(What you need to do):
Seek out every line containing the word "xmlie", and copy each.

(Dataset records):
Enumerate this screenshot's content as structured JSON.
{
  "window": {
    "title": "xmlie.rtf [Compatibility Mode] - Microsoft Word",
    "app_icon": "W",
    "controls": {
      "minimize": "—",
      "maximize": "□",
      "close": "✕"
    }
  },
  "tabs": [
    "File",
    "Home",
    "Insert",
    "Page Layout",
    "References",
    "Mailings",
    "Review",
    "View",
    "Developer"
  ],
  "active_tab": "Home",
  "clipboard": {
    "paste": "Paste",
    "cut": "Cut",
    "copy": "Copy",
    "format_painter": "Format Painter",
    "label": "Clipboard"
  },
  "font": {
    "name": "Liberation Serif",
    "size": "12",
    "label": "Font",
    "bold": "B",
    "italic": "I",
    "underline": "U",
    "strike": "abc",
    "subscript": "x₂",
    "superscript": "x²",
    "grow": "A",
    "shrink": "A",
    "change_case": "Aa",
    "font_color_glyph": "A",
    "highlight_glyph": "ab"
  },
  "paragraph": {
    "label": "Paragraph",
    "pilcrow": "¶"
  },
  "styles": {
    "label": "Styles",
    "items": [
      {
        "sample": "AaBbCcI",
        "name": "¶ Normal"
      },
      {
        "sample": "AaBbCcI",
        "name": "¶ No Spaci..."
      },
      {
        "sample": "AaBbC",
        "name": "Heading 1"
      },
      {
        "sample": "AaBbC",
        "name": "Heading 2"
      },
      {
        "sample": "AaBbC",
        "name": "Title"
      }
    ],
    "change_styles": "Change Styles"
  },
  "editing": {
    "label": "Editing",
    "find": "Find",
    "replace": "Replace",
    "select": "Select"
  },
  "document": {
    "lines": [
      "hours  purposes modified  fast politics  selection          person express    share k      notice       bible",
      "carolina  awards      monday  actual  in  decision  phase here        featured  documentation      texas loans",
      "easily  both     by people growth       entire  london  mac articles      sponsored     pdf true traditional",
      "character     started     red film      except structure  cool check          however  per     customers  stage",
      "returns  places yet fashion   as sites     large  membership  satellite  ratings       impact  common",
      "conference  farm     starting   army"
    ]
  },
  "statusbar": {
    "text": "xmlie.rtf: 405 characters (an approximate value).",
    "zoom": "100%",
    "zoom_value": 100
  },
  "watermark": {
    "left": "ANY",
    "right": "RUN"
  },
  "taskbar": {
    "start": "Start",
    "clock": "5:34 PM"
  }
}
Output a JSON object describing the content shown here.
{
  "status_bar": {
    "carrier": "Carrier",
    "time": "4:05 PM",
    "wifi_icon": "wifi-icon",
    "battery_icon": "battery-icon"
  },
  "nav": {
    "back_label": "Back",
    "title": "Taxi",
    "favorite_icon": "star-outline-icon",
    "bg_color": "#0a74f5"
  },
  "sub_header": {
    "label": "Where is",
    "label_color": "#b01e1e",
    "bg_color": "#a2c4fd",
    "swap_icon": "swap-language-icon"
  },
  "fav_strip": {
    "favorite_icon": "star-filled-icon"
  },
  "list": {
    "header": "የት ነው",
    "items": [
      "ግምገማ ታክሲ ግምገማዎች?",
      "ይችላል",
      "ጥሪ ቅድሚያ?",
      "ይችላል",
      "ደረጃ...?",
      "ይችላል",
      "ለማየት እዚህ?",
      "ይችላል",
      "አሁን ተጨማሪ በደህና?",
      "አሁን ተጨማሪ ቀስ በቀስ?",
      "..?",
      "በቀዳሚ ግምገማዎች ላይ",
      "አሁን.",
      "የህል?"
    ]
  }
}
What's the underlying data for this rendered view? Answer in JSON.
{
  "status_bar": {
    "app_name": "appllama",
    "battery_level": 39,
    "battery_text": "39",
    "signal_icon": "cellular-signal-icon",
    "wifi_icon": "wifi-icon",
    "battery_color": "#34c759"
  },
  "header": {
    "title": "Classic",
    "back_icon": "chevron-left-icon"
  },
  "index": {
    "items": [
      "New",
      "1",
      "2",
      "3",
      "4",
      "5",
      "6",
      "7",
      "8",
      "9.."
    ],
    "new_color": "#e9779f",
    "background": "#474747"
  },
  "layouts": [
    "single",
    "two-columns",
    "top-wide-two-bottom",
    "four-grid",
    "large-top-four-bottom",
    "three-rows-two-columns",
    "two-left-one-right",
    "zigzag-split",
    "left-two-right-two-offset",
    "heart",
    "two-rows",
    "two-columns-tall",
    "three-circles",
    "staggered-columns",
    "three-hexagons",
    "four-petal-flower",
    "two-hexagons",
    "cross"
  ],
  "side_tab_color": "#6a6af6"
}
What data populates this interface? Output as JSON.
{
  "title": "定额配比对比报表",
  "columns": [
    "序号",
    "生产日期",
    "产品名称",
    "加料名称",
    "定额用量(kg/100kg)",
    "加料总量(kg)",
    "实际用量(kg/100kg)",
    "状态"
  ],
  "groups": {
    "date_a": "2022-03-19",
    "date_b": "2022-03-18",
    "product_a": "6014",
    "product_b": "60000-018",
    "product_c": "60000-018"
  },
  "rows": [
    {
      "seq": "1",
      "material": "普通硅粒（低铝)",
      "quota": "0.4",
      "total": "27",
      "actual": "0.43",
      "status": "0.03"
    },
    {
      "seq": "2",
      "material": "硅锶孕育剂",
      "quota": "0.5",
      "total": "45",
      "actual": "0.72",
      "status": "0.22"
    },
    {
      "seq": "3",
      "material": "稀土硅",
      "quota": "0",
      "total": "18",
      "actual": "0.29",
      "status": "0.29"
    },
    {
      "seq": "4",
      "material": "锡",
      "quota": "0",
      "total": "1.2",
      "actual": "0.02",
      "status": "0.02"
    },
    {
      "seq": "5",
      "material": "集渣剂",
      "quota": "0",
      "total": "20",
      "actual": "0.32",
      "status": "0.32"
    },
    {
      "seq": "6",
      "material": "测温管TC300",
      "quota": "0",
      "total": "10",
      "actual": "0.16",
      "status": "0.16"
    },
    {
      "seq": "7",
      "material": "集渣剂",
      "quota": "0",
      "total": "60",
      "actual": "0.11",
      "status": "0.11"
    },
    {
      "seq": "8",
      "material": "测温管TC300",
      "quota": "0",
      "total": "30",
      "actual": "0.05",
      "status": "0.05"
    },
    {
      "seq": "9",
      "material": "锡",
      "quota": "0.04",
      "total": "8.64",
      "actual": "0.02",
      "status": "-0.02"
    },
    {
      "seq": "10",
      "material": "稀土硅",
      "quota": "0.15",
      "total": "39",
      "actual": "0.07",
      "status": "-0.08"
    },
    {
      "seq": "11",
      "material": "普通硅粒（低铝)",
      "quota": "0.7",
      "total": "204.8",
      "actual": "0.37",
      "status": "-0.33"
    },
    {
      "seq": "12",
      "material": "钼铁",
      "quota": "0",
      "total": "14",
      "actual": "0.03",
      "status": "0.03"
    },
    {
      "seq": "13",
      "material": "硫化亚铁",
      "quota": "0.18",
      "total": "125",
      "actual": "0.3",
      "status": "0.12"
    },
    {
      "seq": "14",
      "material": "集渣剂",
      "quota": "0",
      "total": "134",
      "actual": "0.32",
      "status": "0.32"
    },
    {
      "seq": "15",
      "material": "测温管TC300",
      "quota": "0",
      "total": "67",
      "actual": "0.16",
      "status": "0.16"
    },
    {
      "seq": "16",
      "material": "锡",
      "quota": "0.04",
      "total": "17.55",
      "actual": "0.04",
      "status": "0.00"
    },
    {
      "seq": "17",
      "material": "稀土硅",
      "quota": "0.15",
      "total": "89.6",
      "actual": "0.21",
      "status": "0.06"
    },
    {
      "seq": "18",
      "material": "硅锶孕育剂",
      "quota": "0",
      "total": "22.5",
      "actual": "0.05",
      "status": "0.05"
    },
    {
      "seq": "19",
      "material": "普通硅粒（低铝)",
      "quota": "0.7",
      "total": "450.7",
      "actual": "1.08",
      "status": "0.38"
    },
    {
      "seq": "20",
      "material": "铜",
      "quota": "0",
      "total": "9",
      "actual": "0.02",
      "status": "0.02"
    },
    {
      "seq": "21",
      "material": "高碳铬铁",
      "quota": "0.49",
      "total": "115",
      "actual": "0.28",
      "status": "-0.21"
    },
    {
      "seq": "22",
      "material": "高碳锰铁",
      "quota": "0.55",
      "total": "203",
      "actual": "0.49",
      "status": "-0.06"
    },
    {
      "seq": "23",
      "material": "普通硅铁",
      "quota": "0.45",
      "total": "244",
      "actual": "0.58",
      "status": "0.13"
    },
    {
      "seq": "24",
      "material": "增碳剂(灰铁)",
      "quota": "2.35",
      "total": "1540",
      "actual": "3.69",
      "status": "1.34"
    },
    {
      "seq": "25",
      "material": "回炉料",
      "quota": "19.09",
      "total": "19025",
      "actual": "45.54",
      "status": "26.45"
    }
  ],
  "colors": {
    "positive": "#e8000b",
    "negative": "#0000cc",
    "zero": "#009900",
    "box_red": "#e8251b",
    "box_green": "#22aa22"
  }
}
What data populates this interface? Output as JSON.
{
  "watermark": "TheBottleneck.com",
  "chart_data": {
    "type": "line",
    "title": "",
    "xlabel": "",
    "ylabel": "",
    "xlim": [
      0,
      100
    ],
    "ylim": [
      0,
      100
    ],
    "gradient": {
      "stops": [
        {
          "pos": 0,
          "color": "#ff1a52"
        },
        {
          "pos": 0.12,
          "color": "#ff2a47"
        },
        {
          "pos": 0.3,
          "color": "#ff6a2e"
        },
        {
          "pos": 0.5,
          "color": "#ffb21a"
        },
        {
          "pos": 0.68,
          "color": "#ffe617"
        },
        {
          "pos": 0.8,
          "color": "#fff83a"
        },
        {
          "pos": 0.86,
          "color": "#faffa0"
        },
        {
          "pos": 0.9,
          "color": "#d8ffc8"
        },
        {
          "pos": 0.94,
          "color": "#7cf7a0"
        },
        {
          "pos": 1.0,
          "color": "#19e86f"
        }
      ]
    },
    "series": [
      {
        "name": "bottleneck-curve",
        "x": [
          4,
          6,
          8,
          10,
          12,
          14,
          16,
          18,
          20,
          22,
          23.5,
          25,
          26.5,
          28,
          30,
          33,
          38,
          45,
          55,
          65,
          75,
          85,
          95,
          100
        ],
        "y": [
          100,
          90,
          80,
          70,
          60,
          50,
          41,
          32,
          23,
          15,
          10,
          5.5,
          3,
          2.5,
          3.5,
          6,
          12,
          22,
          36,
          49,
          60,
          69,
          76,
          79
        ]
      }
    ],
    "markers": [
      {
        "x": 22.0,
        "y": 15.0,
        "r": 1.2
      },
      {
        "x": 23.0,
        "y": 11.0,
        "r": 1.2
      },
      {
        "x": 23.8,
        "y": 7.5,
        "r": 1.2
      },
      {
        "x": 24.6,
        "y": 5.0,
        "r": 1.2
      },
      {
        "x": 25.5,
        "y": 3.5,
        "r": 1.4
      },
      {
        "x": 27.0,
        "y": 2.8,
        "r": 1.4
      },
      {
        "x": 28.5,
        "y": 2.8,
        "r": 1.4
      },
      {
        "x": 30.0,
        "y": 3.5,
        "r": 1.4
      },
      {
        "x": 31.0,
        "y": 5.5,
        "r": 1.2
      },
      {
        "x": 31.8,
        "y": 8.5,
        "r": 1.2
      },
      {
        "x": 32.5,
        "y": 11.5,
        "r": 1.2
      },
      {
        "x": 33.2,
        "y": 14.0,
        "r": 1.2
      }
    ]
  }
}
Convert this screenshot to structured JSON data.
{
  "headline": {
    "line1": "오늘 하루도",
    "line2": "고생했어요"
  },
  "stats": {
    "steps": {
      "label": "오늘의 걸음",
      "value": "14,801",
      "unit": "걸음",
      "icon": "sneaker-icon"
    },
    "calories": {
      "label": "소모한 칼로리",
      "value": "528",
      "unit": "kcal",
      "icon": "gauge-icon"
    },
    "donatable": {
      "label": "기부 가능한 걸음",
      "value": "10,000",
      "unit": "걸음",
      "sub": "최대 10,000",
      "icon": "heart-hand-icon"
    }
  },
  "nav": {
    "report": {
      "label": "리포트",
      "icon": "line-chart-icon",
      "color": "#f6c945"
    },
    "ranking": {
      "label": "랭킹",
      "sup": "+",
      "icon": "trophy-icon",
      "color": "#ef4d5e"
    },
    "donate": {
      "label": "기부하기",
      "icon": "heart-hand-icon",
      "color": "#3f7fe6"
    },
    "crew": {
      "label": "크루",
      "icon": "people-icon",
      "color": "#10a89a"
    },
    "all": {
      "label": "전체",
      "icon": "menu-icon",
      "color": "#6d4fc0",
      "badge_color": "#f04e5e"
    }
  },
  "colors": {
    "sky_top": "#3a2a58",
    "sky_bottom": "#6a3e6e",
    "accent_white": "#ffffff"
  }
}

(Result of this exercise):
    "title": "xmlie.rtf [Compatibility Mode] - Microsoft Word",
    "text": "xmlie.rtf: 405 characters (an approximate value).",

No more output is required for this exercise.